# Task instructions:
Exactly repeat the full listing that follows.

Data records
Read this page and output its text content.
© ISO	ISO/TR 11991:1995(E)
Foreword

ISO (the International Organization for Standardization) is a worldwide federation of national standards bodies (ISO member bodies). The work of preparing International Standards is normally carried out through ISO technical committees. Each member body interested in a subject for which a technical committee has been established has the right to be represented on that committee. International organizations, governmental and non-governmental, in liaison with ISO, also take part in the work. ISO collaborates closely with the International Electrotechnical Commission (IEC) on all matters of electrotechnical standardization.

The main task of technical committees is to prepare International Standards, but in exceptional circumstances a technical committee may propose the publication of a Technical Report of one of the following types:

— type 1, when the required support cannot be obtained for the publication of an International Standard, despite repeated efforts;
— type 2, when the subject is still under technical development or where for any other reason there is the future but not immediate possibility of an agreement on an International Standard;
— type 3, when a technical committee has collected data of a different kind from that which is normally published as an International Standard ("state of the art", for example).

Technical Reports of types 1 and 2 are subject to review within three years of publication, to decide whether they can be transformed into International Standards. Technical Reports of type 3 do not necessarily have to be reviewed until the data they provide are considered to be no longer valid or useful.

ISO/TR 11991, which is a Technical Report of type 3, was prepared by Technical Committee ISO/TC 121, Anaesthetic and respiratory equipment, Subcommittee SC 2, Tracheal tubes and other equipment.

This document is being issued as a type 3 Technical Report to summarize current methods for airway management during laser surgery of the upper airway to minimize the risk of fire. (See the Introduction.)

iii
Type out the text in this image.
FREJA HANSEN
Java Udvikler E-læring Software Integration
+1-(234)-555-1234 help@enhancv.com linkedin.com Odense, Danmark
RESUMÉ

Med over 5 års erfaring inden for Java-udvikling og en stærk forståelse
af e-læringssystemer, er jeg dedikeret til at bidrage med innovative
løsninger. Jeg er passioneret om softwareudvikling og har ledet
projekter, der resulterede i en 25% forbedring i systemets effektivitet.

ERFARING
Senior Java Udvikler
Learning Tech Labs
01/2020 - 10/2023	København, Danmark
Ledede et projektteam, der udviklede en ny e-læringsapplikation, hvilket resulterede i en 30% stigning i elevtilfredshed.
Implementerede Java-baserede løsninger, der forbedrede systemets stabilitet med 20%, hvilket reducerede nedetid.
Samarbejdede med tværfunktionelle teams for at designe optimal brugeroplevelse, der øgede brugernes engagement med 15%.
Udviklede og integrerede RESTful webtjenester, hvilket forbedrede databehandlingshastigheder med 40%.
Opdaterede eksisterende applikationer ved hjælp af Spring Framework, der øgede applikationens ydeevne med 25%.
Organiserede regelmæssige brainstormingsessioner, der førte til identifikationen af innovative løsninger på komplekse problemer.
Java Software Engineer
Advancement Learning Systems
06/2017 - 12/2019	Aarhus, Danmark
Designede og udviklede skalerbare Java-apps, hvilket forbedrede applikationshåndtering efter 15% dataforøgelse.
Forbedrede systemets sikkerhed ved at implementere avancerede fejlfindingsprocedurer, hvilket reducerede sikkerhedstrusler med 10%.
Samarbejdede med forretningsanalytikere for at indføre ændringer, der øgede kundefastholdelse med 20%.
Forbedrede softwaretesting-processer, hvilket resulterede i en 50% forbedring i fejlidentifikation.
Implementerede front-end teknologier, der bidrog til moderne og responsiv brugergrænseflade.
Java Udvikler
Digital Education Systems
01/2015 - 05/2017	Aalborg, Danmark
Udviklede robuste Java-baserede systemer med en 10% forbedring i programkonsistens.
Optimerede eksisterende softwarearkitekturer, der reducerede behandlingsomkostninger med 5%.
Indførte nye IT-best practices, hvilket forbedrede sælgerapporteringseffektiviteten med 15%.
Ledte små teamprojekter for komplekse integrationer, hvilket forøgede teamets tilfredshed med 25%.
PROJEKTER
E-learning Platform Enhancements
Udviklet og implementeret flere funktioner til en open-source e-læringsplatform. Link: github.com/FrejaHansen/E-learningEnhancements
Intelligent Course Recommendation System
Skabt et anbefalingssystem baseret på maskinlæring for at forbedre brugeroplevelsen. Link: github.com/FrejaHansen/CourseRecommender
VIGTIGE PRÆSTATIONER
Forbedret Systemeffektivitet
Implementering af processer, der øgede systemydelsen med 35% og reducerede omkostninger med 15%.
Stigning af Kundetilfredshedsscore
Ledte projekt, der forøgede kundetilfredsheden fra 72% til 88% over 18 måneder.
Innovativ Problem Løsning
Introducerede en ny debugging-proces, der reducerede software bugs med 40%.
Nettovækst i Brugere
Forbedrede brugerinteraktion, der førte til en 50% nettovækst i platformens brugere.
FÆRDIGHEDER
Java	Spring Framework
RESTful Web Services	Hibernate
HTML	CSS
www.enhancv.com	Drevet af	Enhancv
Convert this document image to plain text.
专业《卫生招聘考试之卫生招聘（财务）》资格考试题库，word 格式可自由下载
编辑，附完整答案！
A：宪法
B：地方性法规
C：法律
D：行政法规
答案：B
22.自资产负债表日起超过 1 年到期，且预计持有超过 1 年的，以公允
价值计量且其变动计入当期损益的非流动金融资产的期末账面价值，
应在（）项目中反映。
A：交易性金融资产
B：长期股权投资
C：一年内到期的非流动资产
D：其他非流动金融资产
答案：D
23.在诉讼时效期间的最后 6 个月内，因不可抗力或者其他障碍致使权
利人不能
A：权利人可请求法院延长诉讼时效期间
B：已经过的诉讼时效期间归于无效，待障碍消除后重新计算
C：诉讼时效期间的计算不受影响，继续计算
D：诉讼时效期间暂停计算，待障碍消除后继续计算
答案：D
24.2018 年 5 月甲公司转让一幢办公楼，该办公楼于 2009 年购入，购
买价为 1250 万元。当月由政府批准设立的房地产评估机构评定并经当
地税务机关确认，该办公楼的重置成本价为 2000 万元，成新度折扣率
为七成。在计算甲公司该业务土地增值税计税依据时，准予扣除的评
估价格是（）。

# Result of the exercise:
Read this page and output its text content.
© ISO	ISO/TR 11991:1995(E)
Foreword

ISO (the International Organization for Standardization) is a worldwide federation of national standards bodies (ISO member bodies). The work of preparing International Standards is normally carried out through ISO technical committees. Each member body interested in a subject for which a technical committee has been established has the right to be represented on that committee. International organizations, governmental and non-governmental, in liaison with ISO, also take part in the work. ISO collaborates closely with the International Electrotechnical Commission (IEC) on all matters of electrotechnical standardization.

The main task of technical committees is to prepare International Standards, but in exceptional circumstances a technical committee may propose the publication of a Technical Report of one of the following types:

— type 1, when the required support cannot be obtained for the publication of an International Standard, despite repeated efforts;
— type 2, when the subject is still under technical development or where for any other reason there is the future but not immediate possibility of an agreement on an International Standard;
— type 3, when a technical committee has collected data of a different kind from that which is normally published as an International Standard ("state of the art", for example).

Technical Reports of types 1 and 2 are subject to review within three years of publication, to decide whether they can be transformed into International Standards. Technical Reports of type 3 do not necessarily have to be reviewed until the data they provide are considered to be no longer valid or useful.

ISO/TR 11991, which is a Technical Report of type 3, was prepared by Technical Committee ISO/TC 121, Anaesthetic and respiratory equipment, Subcommittee SC 2, Tracheal tubes and other equipment.

This document is being issued as a type 3 Technical Report to summarize current methods for airway management during laser surgery of the upper airway to minimize the risk of fire. (See the Introduction.)

iii
Type out the text in this image.
FREJA HANSEN
Java Udvikler E-læring Software Integration
+1-(234)-555-1234 help@enhancv.com linkedin.com Odense, Danmark
RESUMÉ

Med over 5 års erfaring inden for Java-udvikling og en stærk forståelse
af e-læringssystemer, er jeg dedikeret til at bidrage med innovative
løsninger. Jeg er passioneret om softwareudvikling og har ledet
projekter, der resulterede i en 25% forbedring i systemets effektivitet.

ERFARING
Senior Java Udvikler
Learning Tech Labs
01/2020 - 10/2023	København, Danmark
Ledede et projektteam, der udviklede en ny e-læringsapplikation, hvilket resulterede i en 30% stigning i elevtilfredshed.
Implementerede Java-baserede løsninger, der forbedrede systemets stabilitet med 20%, hvilket reducerede nedetid.
Samarbejdede med tværfunktionelle teams for at designe optimal brugeroplevelse, der øgede brugernes engagement med 15%.
Udviklede og integrerede RESTful webtjenester, hvilket forbedrede databehandlingshastigheder med 40%.
Opdaterede eksisterende applikationer ved hjælp af Spring Framework, der øgede applikationens ydeevne med 25%.
Organiserede regelmæssige brainstormingsessioner, der førte til identifikationen af innovative løsninger på komplekse problemer.
Java Software Engineer
Advancement Learning Systems
06/2017 - 12/2019	Aarhus, Danmark
Designede og udviklede skalerbare Java-apps, hvilket forbedrede applikationshåndtering efter 15% dataforøgelse.
Forbedrede systemets sikkerhed ved at implementere avancerede fejlfindingsprocedurer, hvilket reducerede sikkerhedstrusler med 10%.
Samarbejdede med forretningsanalytikere for at indføre ændringer, der øgede kundefastholdelse med 20%.
Forbedrede softwaretesting-processer, hvilket resulterede i en 50% forbedring i fejlidentifikation.
Implementerede front-end teknologier, der bidrog til moderne og responsiv brugergrænseflade.
Java Udvikler
Digital Education Systems
01/2015 - 05/2017	Aalborg, Danmark
Udviklede robuste Java-baserede systemer med en 10% forbedring i programkonsistens.
Optimerede eksisterende softwarearkitekturer, der reducerede behandlingsomkostninger med 5%.
Indførte nye IT-best practices, hvilket forbedrede sælgerapporteringseffektiviteten med 15%.
Ledte små teamprojekter for komplekse integrationer, hvilket forøgede teamets tilfredshed med 25%.
PROJEKTER
E-learning Platform Enhancements
Udviklet og implementeret flere funktioner til en open-source e-læringsplatform. Link: github.com/FrejaHansen/E-learningEnhancements
Intelligent Course Recommendation System
Skabt et anbefalingssystem baseret på maskinlæring for at forbedre brugeroplevelsen. Link: github.com/FrejaHansen/CourseRecommender
VIGTIGE PRÆSTATIONER
Forbedret Systemeffektivitet
Implementering af processer, der øgede systemydelsen med 35% og reducerede omkostninger med 15%.
Stigning af Kundetilfredshedsscore
Ledte projekt, der forøgede kundetilfredsheden fra 72% til 88% over 18 måneder.
Innovativ Problem Løsning
Introducerede en ny debugging-proces, der reducerede software bugs med 40%.
Nettovækst i Brugere
Forbedrede brugerinteraktion, der førte til en 50% nettovækst i platformens brugere.
FÆRDIGHEDER
Java	Spring Framework
RESTful Web Services	Hibernate
HTML	CSS
www.enhancv.com	Drevet af	Enhancv
Convert this document image to plain text.
专业《卫生招聘考试之卫生招聘（财务）》资格考试题库，word 格式可自由下载
编辑，附完整答案！
A：宪法
B：地方性法规
C：法律
D：行政法规
答案：B
22.自资产负债表日起超过 1 年到期，且预计持有超过 1 年的，以公允
价值计量且其变动计入当期损益的非流动金融资产的期末账面价值，
应在（）项目中反映。
A：交易性金融资产
B：长期股权投资
C：一年内到期的非流动资产
D：其他非流动金融资产
答案：D
23.在诉讼时效期间的最后 6 个月内，因不可抗力或者其他障碍致使权
利人不能
A：权利人可请求法院延长诉讼时效期间
B：已经过的诉讼时效期间归于无效，待障碍消除后重新计算
C：诉讼时效期间的计算不受影响，继续计算
D：诉讼时效期间暂停计算，待障碍消除后继续计算
答案：D
24.2018 年 5 月甲公司转让一幢办公楼，该办公楼于 2009 年购入，购
买价为 1250 万元。当月由政府批准设立的房地产评估机构评定并经当
地税务机关确认，该办公楼的重置成本价为 2000 万元，成新度折扣率
为七成。在计算甲公司该业务土地增值税计税依据时，准予扣除的评
估价格是（）。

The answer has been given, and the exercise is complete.